----- Records for this task -----
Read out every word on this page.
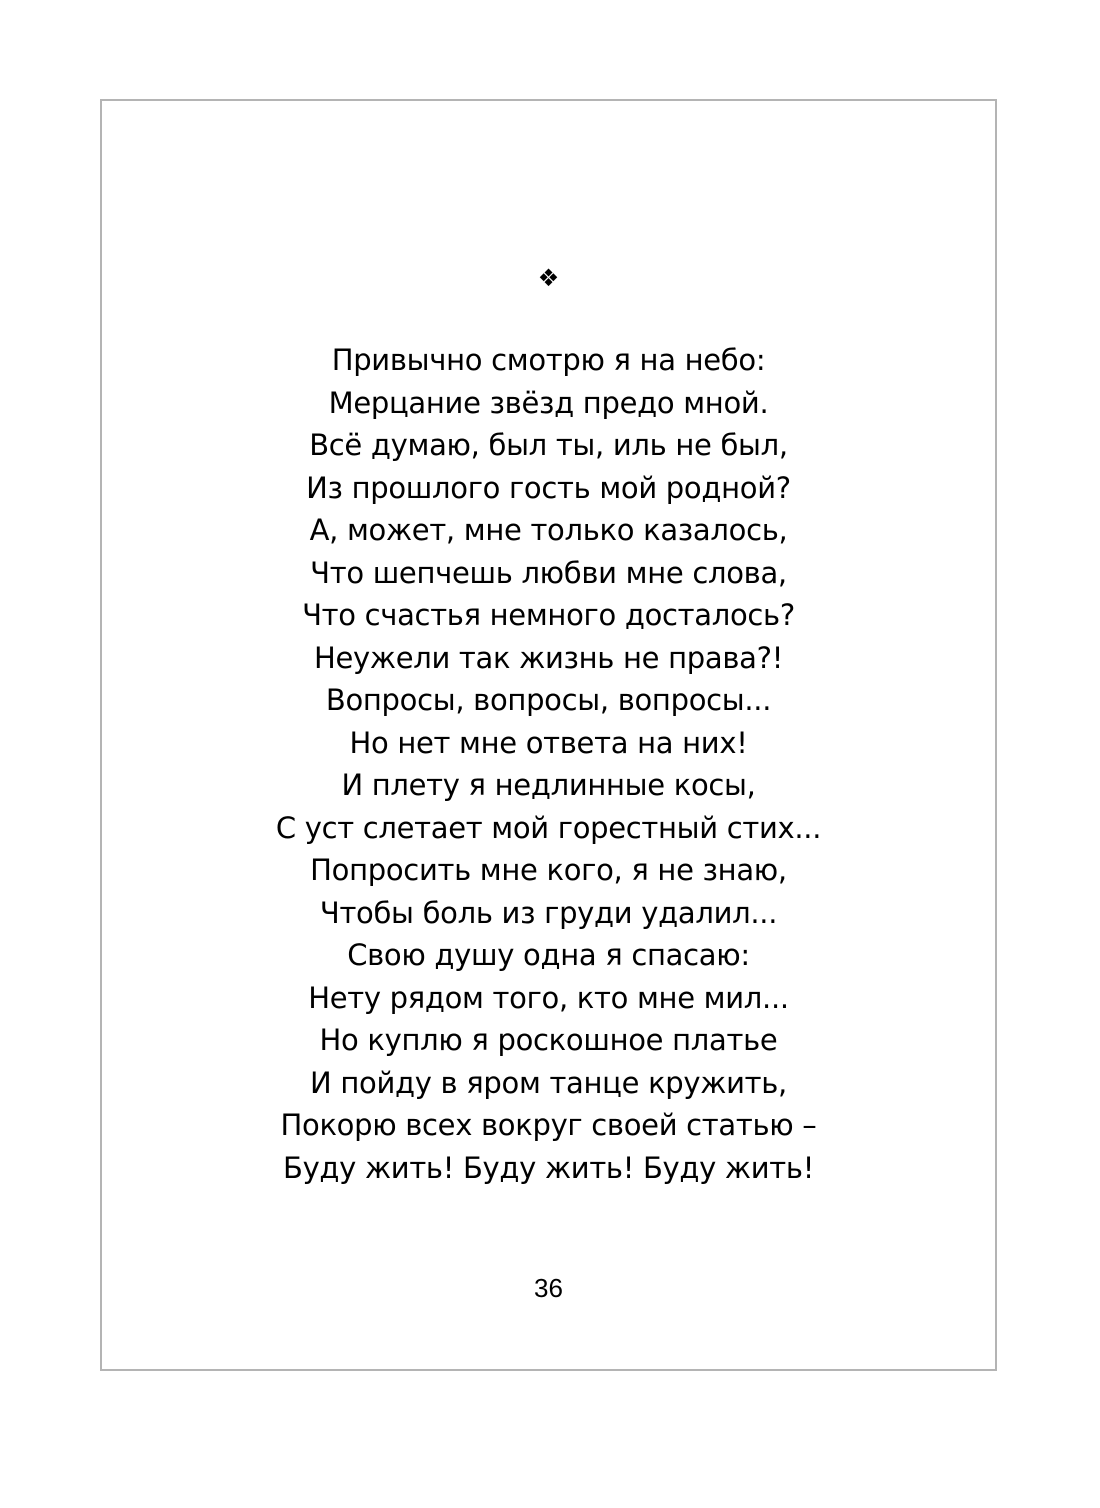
❖
Привычно смотрю я на небо:
Мерцание звёзд предо мной.
Всё думаю, был ты, иль не был,
Из прошлого гость мой родной?
А, может, мне только казалось,
Что шепчешь любви мне слова,
Что счастья немного досталось?
Неужели так жизнь не права?!
Вопросы, вопросы, вопросы...
Но нет мне ответа на них!
И плету я недлинные косы,
С уст слетает мой горестный стих...
Попросить мне кого, я не знаю,
Чтобы боль из груди удалил...
Свою душу одна я спасаю:
Нету рядом того, кто мне мил...
Но куплю я роскошное платье
И пойду в яром танце кружить,
Покорю всех вокруг своей статью –
Буду жить! Буду жить! Буду жить!
36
-----
### Task to complete
Your task is to retype all the entries exactly and leave out any pictures.

### The output
Read out every word on this page.
❖
Привычно смотрю я на небо:
Мерцание звёзд предо мной.
Всё думаю, был ты, иль не был,
Из прошлого гость мой родной?
А, может, мне только казалось,
Что шепчешь любви мне слова,
Что счастья немного досталось?
Неужели так жизнь не права?!
Вопросы, вопросы, вопросы...
Но нет мне ответа на них!
И плету я недлинные косы,
С уст слетает мой горестный стих...
Попросить мне кого, я не знаю,
Чтобы боль из груди удалил...
Свою душу одна я спасаю:
Нету рядом того, кто мне мил...
Но куплю я роскошное платье
И пойду в яром танце кружить,
Покорю всех вокруг своей статью –
Буду жить! Буду жить! Буду жить!
36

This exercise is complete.